_Your instructions_
Will you extract the entries word for word? Images should not appear in the copy.

_Extracted information_
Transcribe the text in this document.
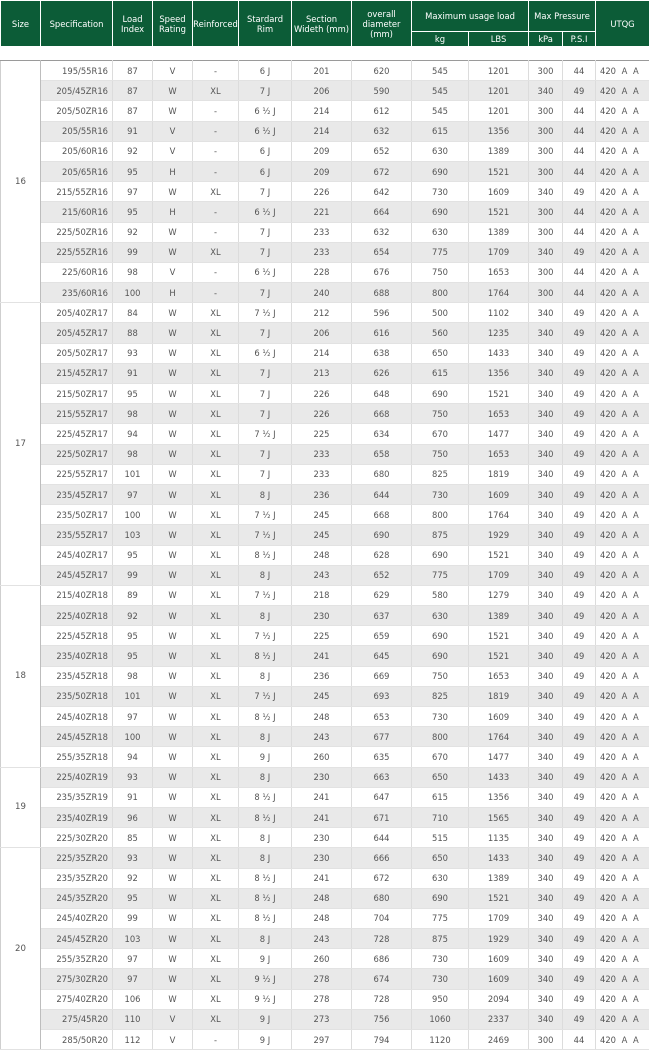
Size	Specification	Load Index	Speed Rating	Reinforced	Stardard Rim	Section Wideth (mm)	overall diameter (mm)	Maximum usage load		Max Pressure		UTQG
								kg	LBS	kPa	P.S.I	

16	195/55R16	87	V	-	6 J	201	620	545	1201	300	44	420 A A
	205/45ZR16	87	W	XL	7 J	206	590	545	1201	340	49	420 A A
	205/50ZR16	87	W	-	6 ½ J	214	612	545	1201	300	44	420 A A
	205/55R16	91	V	-	6 ½ J	214	632	615	1356	300	44	420 A A
	205/60R16	92	V	-	6 J	209	652	630	1389	300	44	420 A A
	205/65R16	95	H	-	6 J	209	672	690	1521	300	44	420 A A
	215/55ZR16	97	W	XL	7 J	226	642	730	1609	340	49	420 A A
	215/60R16	95	H	-	6 ½ J	221	664	690	1521	300	44	420 A A
	225/50ZR16	92	W	-	7 J	233	632	630	1389	300	44	420 A A
	225/55ZR16	99	W	XL	7 J	233	654	775	1709	340	49	420 A A
	225/60R16	98	V	-	6 ½ J	228	676	750	1653	300	44	420 A A
	235/60R16	100	H	-	7 J	240	688	800	1764	300	44	420 A A
17	205/40ZR17	84	W	XL	7 ½ J	212	596	500	1102	340	49	420 A A
	205/45ZR17	88	W	XL	7 J	206	616	560	1235	340	49	420 A A
	205/50ZR17	93	W	XL	6 ½ J	214	638	650	1433	340	49	420 A A
	215/45ZR17	91	W	XL	7 J	213	626	615	1356	340	49	420 A A
	215/50ZR17	95	W	XL	7 J	226	648	690	1521	340	49	420 A A
	215/55ZR17	98	W	XL	7 J	226	668	750	1653	340	49	420 A A
	225/45ZR17	94	W	XL	7 ½ J	225	634	670	1477	340	49	420 A A
	225/50ZR17	98	W	XL	7 J	233	658	750	1653	340	49	420 A A
	225/55ZR17	101	W	XL	7 J	233	680	825	1819	340	49	420 A A
	235/45ZR17	97	W	XL	8 J	236	644	730	1609	340	49	420 A A
	235/50ZR17	100	W	XL	7 ½ J	245	668	800	1764	340	49	420 A A
	235/55ZR17	103	W	XL	7 ½ J	245	690	875	1929	340	49	420 A A
	245/40ZR17	95	W	XL	8 ½ J	248	628	690	1521	340	49	420 A A
	245/45ZR17	99	W	XL	8 J	243	652	775	1709	340	49	420 A A
18	215/40ZR18	89	W	XL	7 ½ J	218	629	580	1279	340	49	420 A A
	225/40ZR18	92	W	XL	8 J	230	637	630	1389	340	49	420 A A
	225/45ZR18	95	W	XL	7 ½ J	225	659	690	1521	340	49	420 A A
	235/40ZR18	95	W	XL	8 ½ J	241	645	690	1521	340	49	420 A A
	235/45ZR18	98	W	XL	8 J	236	669	750	1653	340	49	420 A A
	235/50ZR18	101	W	XL	7 ½ J	245	693	825	1819	340	49	420 A A
	245/40ZR18	97	W	XL	8 ½ J	248	653	730	1609	340	49	420 A A
	245/45ZR18	100	W	XL	8 J	243	677	800	1764	340	49	420 A A
	255/35ZR18	94	W	XL	9 J	260	635	670	1477	340	49	420 A A
19	225/40ZR19	93	W	XL	8 J	230	663	650	1433	340	49	420 A A
	235/35ZR19	91	W	XL	8 ½ J	241	647	615	1356	340	49	420 A A
	235/40ZR19	96	W	XL	8 ½ J	241	671	710	1565	340	49	420 A A
	225/30ZR20	85	W	XL	8 J	230	644	515	1135	340	49	420 A A
20	225/35ZR20	93	W	XL	8 J	230	666	650	1433	340	49	420 A A
	235/35ZR20	92	W	XL	8 ½ J	241	672	630	1389	340	49	420 A A
	245/35ZR20	95	W	XL	8 ½ J	248	680	690	1521	340	49	420 A A
	245/40ZR20	99	W	XL	8 ½ J	248	704	775	1709	340	49	420 A A
	245/45ZR20	103	W	XL	8 J	243	728	875	1929	340	49	420 A A
	255/35ZR20	97	W	XL	9 J	260	686	730	1609	340	49	420 A A
	275/30ZR20	97	W	XL	9 ½ J	278	674	730	1609	340	49	420 A A
	275/40ZR20	106	W	XL	9 ½ J	278	728	950	2094	340	49	420 A A
	275/45R20	110	V	XL	9 J	273	756	1060	2337	340	49	420 A A
	285/50R20	112	V	-	9 J	297	794	1120	2469	300	44	420 A A
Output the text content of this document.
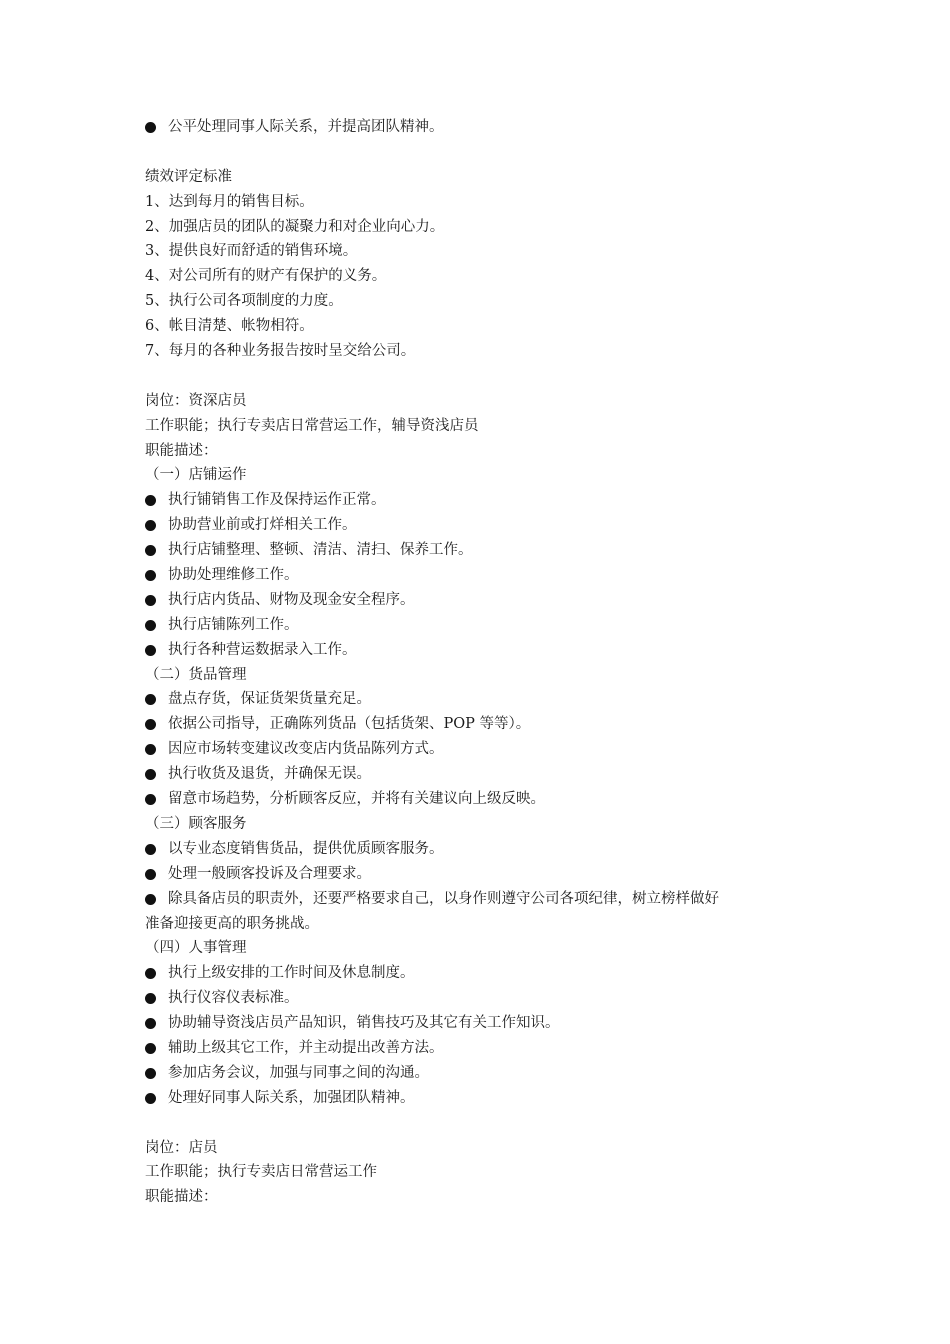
公平处理同事人际关系，并提高团队精神。
绩效评定标准
1、达到每月的销售目标。
2、加强店员的团队的凝聚力和对企业向心力。
3、提供良好而舒适的销售环境。
4、对公司所有的财产有保护的义务。
5、执行公司各项制度的力度。
6、帐目清楚、帐物相符。
7、每月的各种业务报告按时呈交给公司。
岗位：资深店员
工作职能；执行专卖店日常营运工作，辅导资浅店员
职能描述：
（一）店铺运作
执行铺销售工作及保持运作正常。
协助营业前或打烊相关工作。
执行店铺整理、整顿、清洁、清扫、保养工作。
协助处理维修工作。
执行店内货品、财物及现金安全程序。
执行店铺陈列工作。
执行各种营运数据录入工作。
（二）货品管理
盘点存货，保证货架货量充足。
依据公司指导，正确陈列货品（包括货架、POP 等等）。
因应市场转变建议改变店内货品陈列方式。
执行收货及退货，并确保无误。
留意市场趋势，分析顾客反应，并将有关建议向上级反映。
（三）顾客服务
以专业态度销售货品，提供优质顾客服务。
处理一般顾客投诉及合理要求。
除具备店员的职责外，还要严格要求自己，以身作则遵守公司各项纪律，树立榜样做好
准备迎接更高的职务挑战。
（四）人事管理
执行上级安排的工作时间及休息制度。
执行仪容仪表标准。
协助辅导资浅店员产品知识，销售技巧及其它有关工作知识。
辅助上级其它工作，并主动提出改善方法。
参加店务会议，加强与同事之间的沟通。
处理好同事人际关系，加强团队精神。
岗位：店员
工作职能；执行专卖店日常营运工作
职能描述：
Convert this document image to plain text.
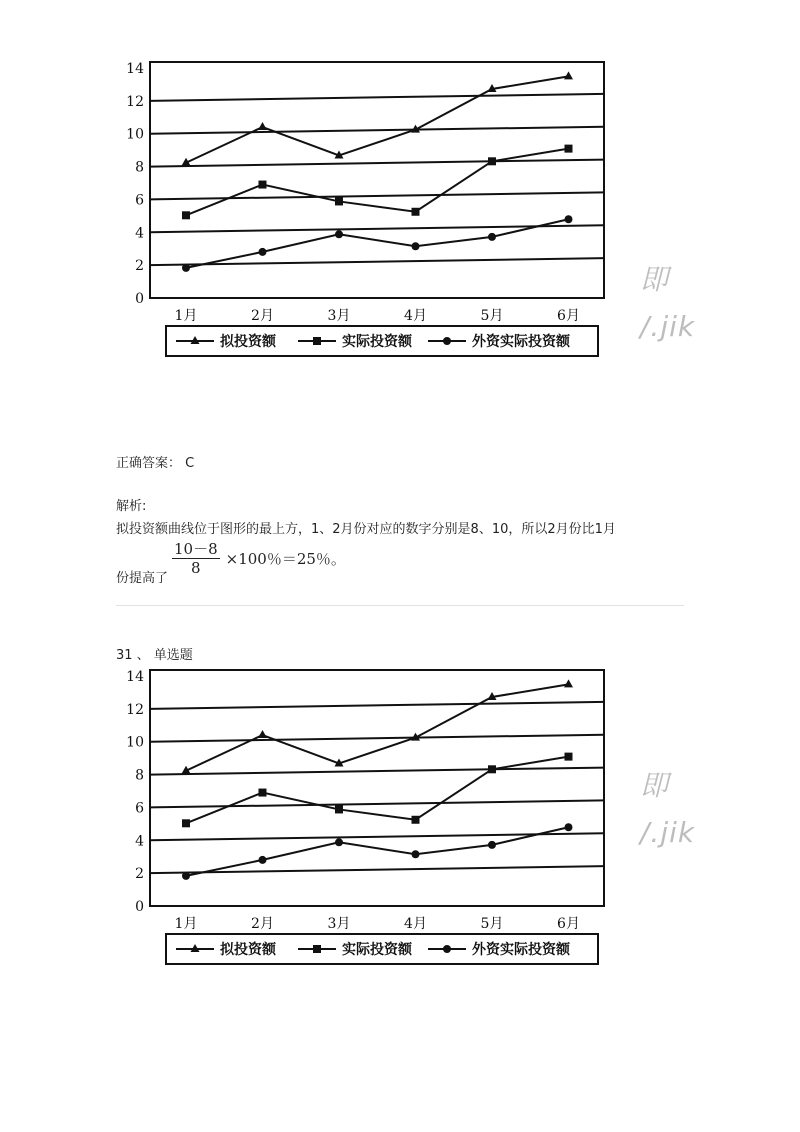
0
2
4
6
8
10
12
14
1月	2月	3月	4月	5月	6月
拟投资额	实际投资额	外资实际投资额
正确答案： C
解析:
拟投资额曲线位于图形的最上方，1、2月份对应的数字分别是8、10，所以2月份比1月
$\frac{10-8}{8} \times 100$％＝25％。
份提高了
31 、 单选题
0
2
4
6
8
10
12
14
1月	2月	3月	4月	5月	6月
拟投资额	实际投资额	外资实际投资额
即
/.jik
即
/.jik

_Expected answer_
Transcribe the text in this document.
Size	Specification	Load Index	Speed Rating	Reinforced	Stardard Rim	Section Wideth (mm)	overall diameter (mm)	Maximum usage load		Max Pressure		UTQG
								kg	LBS	kPa	P.S.I	

16	195/55R16	87	V	-	6 J	201	620	545	1201	300	44	420 A A
	205/45ZR16	87	W	XL	7 J	206	590	545	1201	340	49	420 A A
	205/50ZR16	87	W	-	6 ½ J	214	612	545	1201	300	44	420 A A
	205/55R16	91	V	-	6 ½ J	214	632	615	1356	300	44	420 A A
	205/60R16	92	V	-	6 J	209	652	630	1389	300	44	420 A A
	205/65R16	95	H	-	6 J	209	672	690	1521	300	44	420 A A
	215/55ZR16	97	W	XL	7 J	226	642	730	1609	340	49	420 A A
	215/60R16	95	H	-	6 ½ J	221	664	690	1521	300	44	420 A A
	225/50ZR16	92	W	-	7 J	233	632	630	1389	300	44	420 A A
	225/55ZR16	99	W	XL	7 J	233	654	775	1709	340	49	420 A A
	225/60R16	98	V	-	6 ½ J	228	676	750	1653	300	44	420 A A
	235/60R16	100	H	-	7 J	240	688	800	1764	300	44	420 A A
17	205/40ZR17	84	W	XL	7 ½ J	212	596	500	1102	340	49	420 A A
	205/45ZR17	88	W	XL	7 J	206	616	560	1235	340	49	420 A A
	205/50ZR17	93	W	XL	6 ½ J	214	638	650	1433	340	49	420 A A
	215/45ZR17	91	W	XL	7 J	213	626	615	1356	340	49	420 A A
	215/50ZR17	95	W	XL	7 J	226	648	690	1521	340	49	420 A A
	215/55ZR17	98	W	XL	7 J	226	668	750	1653	340	49	420 A A
	225/45ZR17	94	W	XL	7 ½ J	225	634	670	1477	340	49	420 A A
	225/50ZR17	98	W	XL	7 J	233	658	750	1653	340	49	420 A A
	225/55ZR17	101	W	XL	7 J	233	680	825	1819	340	49	420 A A
	235/45ZR17	97	W	XL	8 J	236	644	730	1609	340	49	420 A A
	235/50ZR17	100	W	XL	7 ½ J	245	668	800	1764	340	49	420 A A
	235/55ZR17	103	W	XL	7 ½ J	245	690	875	1929	340	49	420 A A
	245/40ZR17	95	W	XL	8 ½ J	248	628	690	1521	340	49	420 A A
	245/45ZR17	99	W	XL	8 J	243	652	775	1709	340	49	420 A A
18	215/40ZR18	89	W	XL	7 ½ J	218	629	580	1279	340	49	420 A A
	225/40ZR18	92	W	XL	8 J	230	637	630	1389	340	49	420 A A
	225/45ZR18	95	W	XL	7 ½ J	225	659	690	1521	340	49	420 A A
	235/40ZR18	95	W	XL	8 ½ J	241	645	690	1521	340	49	420 A A
	235/45ZR18	98	W	XL	8 J	236	669	750	1653	340	49	420 A A
	235/50ZR18	101	W	XL	7 ½ J	245	693	825	1819	340	49	420 A A
	245/40ZR18	97	W	XL	8 ½ J	248	653	730	1609	340	49	420 A A
	245/45ZR18	100	W	XL	8 J	243	677	800	1764	340	49	420 A A
	255/35ZR18	94	W	XL	9 J	260	635	670	1477	340	49	420 A A
19	225/40ZR19	93	W	XL	8 J	230	663	650	1433	340	49	420 A A
	235/35ZR19	91	W	XL	8 ½ J	241	647	615	1356	340	49	420 A A
	235/40ZR19	96	W	XL	8 ½ J	241	671	710	1565	340	49	420 A A
	225/30ZR20	85	W	XL	8 J	230	644	515	1135	340	49	420 A A
20	225/35ZR20	93	W	XL	8 J	230	666	650	1433	340	49	420 A A
	235/35ZR20	92	W	XL	8 ½ J	241	672	630	1389	340	49	420 A A
	245/35ZR20	95	W	XL	8 ½ J	248	680	690	1521	340	49	420 A A
	245/40ZR20	99	W	XL	8 ½ J	248	704	775	1709	340	49	420 A A
	245/45ZR20	103	W	XL	8 J	243	728	875	1929	340	49	420 A A
	255/35ZR20	97	W	XL	9 J	260	686	730	1609	340	49	420 A A
	275/30ZR20	97	W	XL	9 ½ J	278	674	730	1609	340	49	420 A A
	275/40ZR20	106	W	XL	9 ½ J	278	728	950	2094	340	49	420 A A
	275/45R20	110	V	XL	9 J	273	756	1060	2337	340	49	420 A A
	285/50R20	112	V	-	9 J	297	794	1120	2469	300	44	420 A A
Output the text content of this document.
公平处理同事人际关系，并提高团队精神。
绩效评定标准
1、达到每月的销售目标。
2、加强店员的团队的凝聚力和对企业向心力。
3、提供良好而舒适的销售环境。
4、对公司所有的财产有保护的义务。
5、执行公司各项制度的力度。
6、帐目清楚、帐物相符。
7、每月的各种业务报告按时呈交给公司。
岗位：资深店员
工作职能；执行专卖店日常营运工作，辅导资浅店员
职能描述：
（一）店铺运作
执行铺销售工作及保持运作正常。
协助营业前或打烊相关工作。
执行店铺整理、整顿、清洁、清扫、保养工作。
协助处理维修工作。
执行店内货品、财物及现金安全程序。
执行店铺陈列工作。
执行各种营运数据录入工作。
（二）货品管理
盘点存货，保证货架货量充足。
依据公司指导，正确陈列货品（包括货架、POP 等等）。
因应市场转变建议改变店内货品陈列方式。
执行收货及退货，并确保无误。
留意市场趋势，分析顾客反应，并将有关建议向上级反映。
（三）顾客服务
以专业态度销售货品，提供优质顾客服务。
处理一般顾客投诉及合理要求。
除具备店员的职责外，还要严格要求自己，以身作则遵守公司各项纪律，树立榜样做好
准备迎接更高的职务挑战。
（四）人事管理
执行上级安排的工作时间及休息制度。
执行仪容仪表标准。
协助辅导资浅店员产品知识，销售技巧及其它有关工作知识。
辅助上级其它工作，并主动提出改善方法。
参加店务会议，加强与同事之间的沟通。
处理好同事人际关系，加强团队精神。
岗位：店员
工作职能；执行专卖店日常营运工作
职能描述：
Convert this document image to plain text.
0
2
4
6
8
10
12
14
1月	2月	3月	4月	5月	6月
拟投资额	实际投资额	外资实际投资额
正确答案： C
解析:
拟投资额曲线位于图形的最上方，1、2月份对应的数字分别是8、10，所以2月份比1月
$\frac{10-8}{8} \times 100$％＝25％。
份提高了
31 、 单选题
0
2
4
6
8
10
12
14
1月	2月	3月	4月	5月	6月
拟投资额	实际投资额	外资实际投资额
即
/.jik
即
/.jik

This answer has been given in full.